*** TASK MATERIAL ***

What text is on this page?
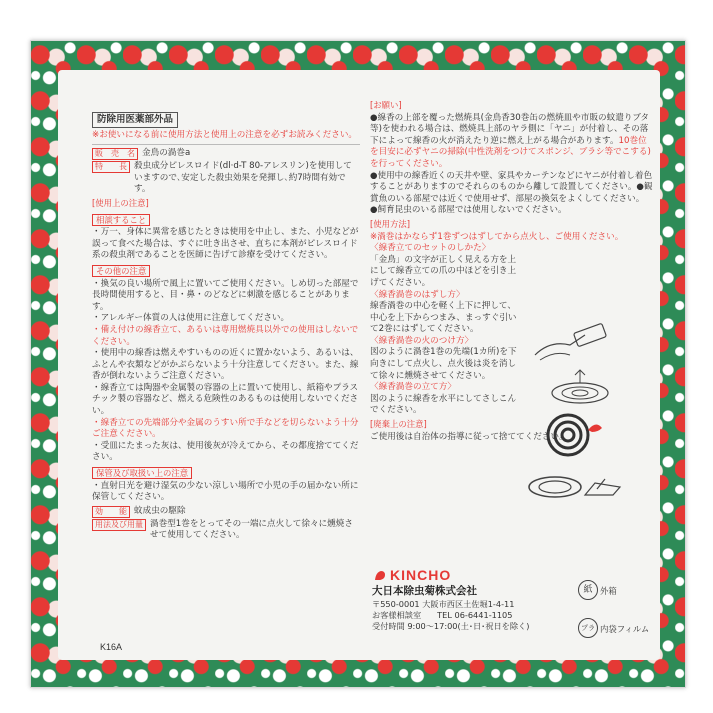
防除用医薬部外品

※お使いになる前に使用方法と使用上の注意を必ずお読みください。

販　売　名 金鳥の渦巻a
特　　長 殺虫成分ピレスロイド(dl·d-T 80-アレスリン)を使用していますので､安定した殺虫効果を発揮し､約7時間有効です。
[使用上の注意]
相談すること

・万一、身体に異常を感じたときは使用を中止し、また、小児などが誤って食べた場合は、すぐに吐き出させ、直ちに本剤がピレスロイド系の殺虫剤であることを医師に告げて診療を受けてください。

その他の注意

・換気の良い場所で風上に置いてご使用ください。しめ切った部屋で長時間使用すると、目・鼻・のどなどに刺激を感じることがあります。

・アレルギー体質の人は使用に注意してください。

・備え付けの線香立て、あるいは専用燃焼具以外での使用はしないでください。

・使用中の線香は燃えやすいものの近くに置かないよう、あるいは、ふとんや衣類などがかぶらないよう十分注意してください。また、線香が倒れないようご注意ください。

・線香立ては陶器や金属製の容器の上に置いて使用し、紙箱やプラスチック製の容器など、燃える危険性のあるものは使用しないでください。

・線香立ての先端部分や金属のうすい所で手などを切らないよう十分ご注意ください。

・受皿にたまった灰は、使用後灰が冷えてから、その都度捨ててください。

保管及び取扱い上の注意

・直射日光を避け湿気の少ない涼しい場所で小児の手の届かない所に保管してください。

効　　能 蚊成虫の駆除
用法及び用量 渦巻型1巻をとってその一端に点火して徐々に燻焼させて使用してください。
K16A
[お願い]

●線香の上部を覆った燃焼具(金鳥香30巻缶の燃焼皿や市販の蚊遣りブタ等)を使われる場合は、燃焼具上部のヤラ側に「ヤニ」が付着し、その落下によって線香の火が消えたり逆に燃え上がる場合があります。10巻位を目安に必ずヤニの掃除(中性洗剤をつけてスポンジ、ブラシ等でこする)を行ってください。

●使用中の線香近くの天井や壁、家具やカーテンなどにヤニが付着し着色することがありますのでそれらのものから離して設置してください。●観賞魚のいる部屋では近くで使用せず、部屋の換気をよくしてください。

●飼育昆虫のいる部屋では使用しないでください。

[使用方法]

※渦巻はかならず1巻ずつはずしてから点火し、ご使用ください。

〈線香立てのセットのしかた〉

「金鳥」の文字が正しく見える方を上にして線香立ての爪の中ほどを引き上げてください。

〈線香渦巻のはずし方〉

線香渦巻の中心を軽く上下に押して、中心を上下からつまみ、まっすぐ引いて2巻にはずしてください。

〈線香渦巻の火のつけ方〉

図のように渦巻1巻の先端(1カ所)を下向きにして点火し、点火後は炎を消して徐々に燻焼させてください。

〈線香渦巻の立て方〉

図のように線香を水平にしてさしこんでください。

[廃棄上の注意]

ご使用後は自治体の指導に従って捨ててください。

KINCHO
大日本除虫菊株式会社
〒550-0001 大阪市西区土佐堀1-4-11
お客様相談室 TEL 06-6441-1105
受付時間 9:00〜17:00(土･日･祝日を除く)
紙 外箱
プラ 内袋フィルム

***

■ **PROBLEM TO WORK ON**: Exact duplication of all the records is required; pictures are omitted from the copy.

■ **FULL SOLUTION**:
What text is on this page?
防除用医薬部外品

※お使いになる前に使用方法と使用上の注意を必ずお読みください。

販　売　名 金鳥の渦巻a
特　　長 殺虫成分ピレスロイド(dl·d-T 80-アレスリン)を使用していますので､安定した殺虫効果を発揮し､約7時間有効です。
[使用上の注意]
相談すること

・万一、身体に異常を感じたときは使用を中止し、また、小児などが誤って食べた場合は、すぐに吐き出させ、直ちに本剤がピレスロイド系の殺虫剤であることを医師に告げて診療を受けてください。

その他の注意

・換気の良い場所で風上に置いてご使用ください。しめ切った部屋で長時間使用すると、目・鼻・のどなどに刺激を感じることがあります。

・アレルギー体質の人は使用に注意してください。

・備え付けの線香立て、あるいは専用燃焼具以外での使用はしないでください。

・使用中の線香は燃えやすいものの近くに置かないよう、あるいは、ふとんや衣類などがかぶらないよう十分注意してください。また、線香が倒れないようご注意ください。

・線香立ては陶器や金属製の容器の上に置いて使用し、紙箱やプラスチック製の容器など、燃える危険性のあるものは使用しないでください。

・線香立ての先端部分や金属のうすい所で手などを切らないよう十分ご注意ください。

・受皿にたまった灰は、使用後灰が冷えてから、その都度捨ててください。

保管及び取扱い上の注意

・直射日光を避け湿気の少ない涼しい場所で小児の手の届かない所に保管してください。

効　　能 蚊成虫の駆除
用法及び用量 渦巻型1巻をとってその一端に点火して徐々に燻焼させて使用してください。
K16A
[お願い]

●線香の上部を覆った燃焼具(金鳥香30巻缶の燃焼皿や市販の蚊遣りブタ等)を使われる場合は、燃焼具上部のヤラ側に「ヤニ」が付着し、その落下によって線香の火が消えたり逆に燃え上がる場合があります。10巻位を目安に必ずヤニの掃除(中性洗剤をつけてスポンジ、ブラシ等でこする)を行ってください。

●使用中の線香近くの天井や壁、家具やカーテンなどにヤニが付着し着色することがありますのでそれらのものから離して設置してください。●観賞魚のいる部屋では近くで使用せず、部屋の換気をよくしてください。

●飼育昆虫のいる部屋では使用しないでください。

[使用方法]

※渦巻はかならず1巻ずつはずしてから点火し、ご使用ください。

〈線香立てのセットのしかた〉

「金鳥」の文字が正しく見える方を上にして線香立ての爪の中ほどを引き上げてください。

〈線香渦巻のはずし方〉

線香渦巻の中心を軽く上下に押して、中心を上下からつまみ、まっすぐ引いて2巻にはずしてください。

〈線香渦巻の火のつけ方〉

図のように渦巻1巻の先端(1カ所)を下向きにして点火し、点火後は炎を消して徐々に燻焼させてください。

〈線香渦巻の立て方〉

図のように線香を水平にしてさしこんでください。

[廃棄上の注意]

ご使用後は自治体の指導に従って捨ててください。

KINCHO
大日本除虫菊株式会社
〒550-0001 大阪市西区土佐堀1-4-11
お客様相談室 TEL 06-6441-1105
受付時間 9:00〜17:00(土･日･祝日を除く)
紙 外箱
プラ 内袋フィルム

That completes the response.